Given instruction:
Restate the records below word for word.

# start of Material

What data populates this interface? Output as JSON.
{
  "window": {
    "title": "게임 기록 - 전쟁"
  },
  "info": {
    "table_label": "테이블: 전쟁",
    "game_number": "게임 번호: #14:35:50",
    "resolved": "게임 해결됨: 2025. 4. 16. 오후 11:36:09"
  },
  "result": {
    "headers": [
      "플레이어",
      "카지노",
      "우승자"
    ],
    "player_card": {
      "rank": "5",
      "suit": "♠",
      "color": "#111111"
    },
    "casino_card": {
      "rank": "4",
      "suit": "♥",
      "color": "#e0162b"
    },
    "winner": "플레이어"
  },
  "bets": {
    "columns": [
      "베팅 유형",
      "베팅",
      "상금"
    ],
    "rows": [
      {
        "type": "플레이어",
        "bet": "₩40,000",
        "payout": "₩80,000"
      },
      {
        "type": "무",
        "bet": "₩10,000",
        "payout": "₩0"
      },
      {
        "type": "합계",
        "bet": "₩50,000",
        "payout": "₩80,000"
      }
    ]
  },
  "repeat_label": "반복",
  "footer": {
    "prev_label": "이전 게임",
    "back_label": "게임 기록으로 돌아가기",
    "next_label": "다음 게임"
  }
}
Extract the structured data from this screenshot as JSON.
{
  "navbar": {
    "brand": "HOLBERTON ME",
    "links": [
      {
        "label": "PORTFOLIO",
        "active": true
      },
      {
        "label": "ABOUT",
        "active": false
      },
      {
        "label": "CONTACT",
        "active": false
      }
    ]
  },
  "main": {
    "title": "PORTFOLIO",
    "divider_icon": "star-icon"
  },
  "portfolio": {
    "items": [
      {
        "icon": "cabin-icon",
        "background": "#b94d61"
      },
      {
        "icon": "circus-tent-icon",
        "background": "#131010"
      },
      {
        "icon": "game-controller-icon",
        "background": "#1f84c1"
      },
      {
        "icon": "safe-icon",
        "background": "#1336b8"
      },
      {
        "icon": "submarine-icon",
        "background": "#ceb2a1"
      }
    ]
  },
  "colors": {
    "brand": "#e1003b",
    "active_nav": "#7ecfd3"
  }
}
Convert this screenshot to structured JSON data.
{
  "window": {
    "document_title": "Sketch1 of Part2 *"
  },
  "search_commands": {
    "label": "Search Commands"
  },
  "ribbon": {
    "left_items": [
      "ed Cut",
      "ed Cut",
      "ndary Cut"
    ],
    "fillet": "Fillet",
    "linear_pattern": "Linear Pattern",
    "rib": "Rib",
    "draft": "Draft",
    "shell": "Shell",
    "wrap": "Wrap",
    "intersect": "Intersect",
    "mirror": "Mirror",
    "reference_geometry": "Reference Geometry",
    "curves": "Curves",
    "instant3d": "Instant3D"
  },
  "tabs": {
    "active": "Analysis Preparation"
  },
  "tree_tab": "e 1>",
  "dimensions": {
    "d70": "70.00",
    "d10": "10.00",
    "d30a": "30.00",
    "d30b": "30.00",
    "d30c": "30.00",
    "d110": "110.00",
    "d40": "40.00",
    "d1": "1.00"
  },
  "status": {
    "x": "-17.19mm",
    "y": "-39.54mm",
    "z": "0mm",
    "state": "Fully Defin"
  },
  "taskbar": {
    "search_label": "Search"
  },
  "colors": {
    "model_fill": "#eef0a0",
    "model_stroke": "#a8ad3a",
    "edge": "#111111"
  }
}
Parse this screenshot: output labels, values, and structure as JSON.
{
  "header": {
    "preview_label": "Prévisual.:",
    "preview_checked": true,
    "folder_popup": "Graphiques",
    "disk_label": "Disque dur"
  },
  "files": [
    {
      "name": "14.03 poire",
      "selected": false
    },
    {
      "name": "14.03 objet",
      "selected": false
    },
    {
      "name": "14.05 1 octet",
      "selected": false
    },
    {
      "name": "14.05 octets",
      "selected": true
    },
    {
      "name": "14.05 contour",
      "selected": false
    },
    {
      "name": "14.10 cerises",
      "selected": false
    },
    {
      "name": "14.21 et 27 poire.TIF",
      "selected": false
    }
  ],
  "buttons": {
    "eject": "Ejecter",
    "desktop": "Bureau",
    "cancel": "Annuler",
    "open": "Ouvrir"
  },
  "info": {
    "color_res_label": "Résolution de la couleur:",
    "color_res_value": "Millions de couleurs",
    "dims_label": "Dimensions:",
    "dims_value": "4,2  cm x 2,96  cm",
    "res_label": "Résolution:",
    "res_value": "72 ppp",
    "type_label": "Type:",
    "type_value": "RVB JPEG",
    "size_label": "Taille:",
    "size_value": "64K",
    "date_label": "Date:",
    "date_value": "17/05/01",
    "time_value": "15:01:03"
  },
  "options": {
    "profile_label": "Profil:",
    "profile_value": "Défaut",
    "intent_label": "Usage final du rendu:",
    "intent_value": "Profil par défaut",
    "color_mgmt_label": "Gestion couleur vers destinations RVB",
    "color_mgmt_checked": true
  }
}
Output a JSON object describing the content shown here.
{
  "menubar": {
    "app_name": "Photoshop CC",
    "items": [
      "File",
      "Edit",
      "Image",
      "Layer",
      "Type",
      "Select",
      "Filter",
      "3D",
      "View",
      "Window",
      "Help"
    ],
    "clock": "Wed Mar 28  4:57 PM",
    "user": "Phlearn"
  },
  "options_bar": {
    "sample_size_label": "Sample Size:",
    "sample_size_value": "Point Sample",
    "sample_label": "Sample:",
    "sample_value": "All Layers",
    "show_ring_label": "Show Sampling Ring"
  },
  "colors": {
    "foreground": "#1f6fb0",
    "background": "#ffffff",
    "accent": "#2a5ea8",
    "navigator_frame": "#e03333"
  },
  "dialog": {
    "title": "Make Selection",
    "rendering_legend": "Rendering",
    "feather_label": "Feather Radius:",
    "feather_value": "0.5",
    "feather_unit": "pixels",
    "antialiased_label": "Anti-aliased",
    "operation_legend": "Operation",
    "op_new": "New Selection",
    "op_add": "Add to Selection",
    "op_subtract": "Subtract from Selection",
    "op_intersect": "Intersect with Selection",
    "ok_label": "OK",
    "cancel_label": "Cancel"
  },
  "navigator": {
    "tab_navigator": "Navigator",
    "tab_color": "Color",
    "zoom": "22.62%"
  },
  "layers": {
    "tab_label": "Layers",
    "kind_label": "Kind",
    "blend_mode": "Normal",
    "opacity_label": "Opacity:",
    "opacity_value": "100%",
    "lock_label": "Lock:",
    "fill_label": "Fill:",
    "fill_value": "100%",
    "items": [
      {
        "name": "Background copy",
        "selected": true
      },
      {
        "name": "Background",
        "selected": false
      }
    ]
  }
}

# end of Material

The result:
What data populates this interface? Output as JSON.
{
  "window": {
    "title": "게임 기록 - 전쟁"
  },
  "info": {
    "table_label": "테이블: 전쟁",
    "game_number": "게임 번호: #14:35:50",
    "resolved": "게임 해결됨: 2025. 4. 16. 오후 11:36:09"
  },
  "result": {
    "headers": [
      "플레이어",
      "카지노",
      "우승자"
    ],
    "player_card": {
      "rank": "5",
      "suit": "♠",
      "color": "#111111"
    },
    "casino_card": {
      "rank": "4",
      "suit": "♥",
      "color": "#e0162b"
    },
    "winner": "플레이어"
  },
  "bets": {
    "columns": [
      "베팅 유형",
      "베팅",
      "상금"
    ],
    "rows": [
      {
        "type": "플레이어",
        "bet": "₩40,000",
        "payout": "₩80,000"
      },
      {
        "type": "무",
        "bet": "₩10,000",
        "payout": "₩0"
      },
      {
        "type": "합계",
        "bet": "₩50,000",
        "payout": "₩80,000"
      }
    ]
  },
  "repeat_label": "반복",
  "footer": {
    "prev_label": "이전 게임",
    "back_label": "게임 기록으로 돌아가기",
    "next_label": "다음 게임"
  }
}
Extract the structured data from this screenshot as JSON.
{
  "navbar": {
    "brand": "HOLBERTON ME",
    "links": [
      {
        "label": "PORTFOLIO",
        "active": true
      },
      {
        "label": "ABOUT",
        "active": false
      },
      {
        "label": "CONTACT",
        "active": false
      }
    ]
  },
  "main": {
    "title": "PORTFOLIO",
    "divider_icon": "star-icon"
  },
  "portfolio": {
    "items": [
      {
        "icon": "cabin-icon",
        "background": "#b94d61"
      },
      {
        "icon": "circus-tent-icon",
        "background": "#131010"
      },
      {
        "icon": "game-controller-icon",
        "background": "#1f84c1"
      },
      {
        "icon": "safe-icon",
        "background": "#1336b8"
      },
      {
        "icon": "submarine-icon",
        "background": "#ceb2a1"
      }
    ]
  },
  "colors": {
    "brand": "#e1003b",
    "active_nav": "#7ecfd3"
  }
}
Convert this screenshot to structured JSON data.
{
  "window": {
    "document_title": "Sketch1 of Part2 *"
  },
  "search_commands": {
    "label": "Search Commands"
  },
  "ribbon": {
    "left_items": [
      "ed Cut",
      "ed Cut",
      "ndary Cut"
    ],
    "fillet": "Fillet",
    "linear_pattern": "Linear Pattern",
    "rib": "Rib",
    "draft": "Draft",
    "shell": "Shell",
    "wrap": "Wrap",
    "intersect": "Intersect",
    "mirror": "Mirror",
    "reference_geometry": "Reference Geometry",
    "curves": "Curves",
    "instant3d": "Instant3D"
  },
  "tabs": {
    "active": "Analysis Preparation"
  },
  "tree_tab": "e 1>",
  "dimensions": {
    "d70": "70.00",
    "d10": "10.00",
    "d30a": "30.00",
    "d30b": "30.00",
    "d30c": "30.00",
    "d110": "110.00",
    "d40": "40.00",
    "d1": "1.00"
  },
  "status": {
    "x": "-17.19mm",
    "y": "-39.54mm",
    "z": "0mm",
    "state": "Fully Defin"
  },
  "taskbar": {
    "search_label": "Search"
  },
  "colors": {
    "model_fill": "#eef0a0",
    "model_stroke": "#a8ad3a",
    "edge": "#111111"
  }
}
Parse this screenshot: output labels, values, and structure as JSON.
{
  "header": {
    "preview_label": "Prévisual.:",
    "preview_checked": true,
    "folder_popup": "Graphiques",
    "disk_label": "Disque dur"
  },
  "files": [
    {
      "name": "14.03 poire",
      "selected": false
    },
    {
      "name": "14.03 objet",
      "selected": false
    },
    {
      "name": "14.05 1 octet",
      "selected": false
    },
    {
      "name": "14.05 octets",
      "selected": true
    },
    {
      "name": "14.05 contour",
      "selected": false
    },
    {
      "name": "14.10 cerises",
      "selected": false
    },
    {
      "name": "14.21 et 27 poire.TIF",
      "selected": false
    }
  ],
  "buttons": {
    "eject": "Ejecter",
    "desktop": "Bureau",
    "cancel": "Annuler",
    "open": "Ouvrir"
  },
  "info": {
    "color_res_label": "Résolution de la couleur:",
    "color_res_value": "Millions de couleurs",
    "dims_label": "Dimensions:",
    "dims_value": "4,2  cm x 2,96  cm",
    "res_label": "Résolution:",
    "res_value": "72 ppp",
    "type_label": "Type:",
    "type_value": "RVB JPEG",
    "size_label": "Taille:",
    "size_value": "64K",
    "date_label": "Date:",
    "date_value": "17/05/01",
    "time_value": "15:01:03"
  },
  "options": {
    "profile_label": "Profil:",
    "profile_value": "Défaut",
    "intent_label": "Usage final du rendu:",
    "intent_value": "Profil par défaut",
    "color_mgmt_label": "Gestion couleur vers destinations RVB",
    "color_mgmt_checked": true
  }
}
Output a JSON object describing the content shown here.
{
  "menubar": {
    "app_name": "Photoshop CC",
    "items": [
      "File",
      "Edit",
      "Image",
      "Layer",
      "Type",
      "Select",
      "Filter",
      "3D",
      "View",
      "Window",
      "Help"
    ],
    "clock": "Wed Mar 28  4:57 PM",
    "user": "Phlearn"
  },
  "options_bar": {
    "sample_size_label": "Sample Size:",
    "sample_size_value": "Point Sample",
    "sample_label": "Sample:",
    "sample_value": "All Layers",
    "show_ring_label": "Show Sampling Ring"
  },
  "colors": {
    "foreground": "#1f6fb0",
    "background": "#ffffff",
    "accent": "#2a5ea8",
    "navigator_frame": "#e03333"
  },
  "dialog": {
    "title": "Make Selection",
    "rendering_legend": "Rendering",
    "feather_label": "Feather Radius:",
    "feather_value": "0.5",
    "feather_unit": "pixels",
    "antialiased_label": "Anti-aliased",
    "operation_legend": "Operation",
    "op_new": "New Selection",
    "op_add": "Add to Selection",
    "op_subtract": "Subtract from Selection",
    "op_intersect": "Intersect with Selection",
    "ok_label": "OK",
    "cancel_label": "Cancel"
  },
  "navigator": {
    "tab_navigator": "Navigator",
    "tab_color": "Color",
    "zoom": "22.62%"
  },
  "layers": {
    "tab_label": "Layers",
    "kind_label": "Kind",
    "blend_mode": "Normal",
    "opacity_label": "Opacity:",
    "opacity_value": "100%",
    "lock_label": "Lock:",
    "fill_label": "Fill:",
    "fill_value": "100%",
    "items": [
      {
        "name": "Background copy",
        "selected": true
      },
      {
        "name": "Background",
        "selected": false
      }
    ]
  }
}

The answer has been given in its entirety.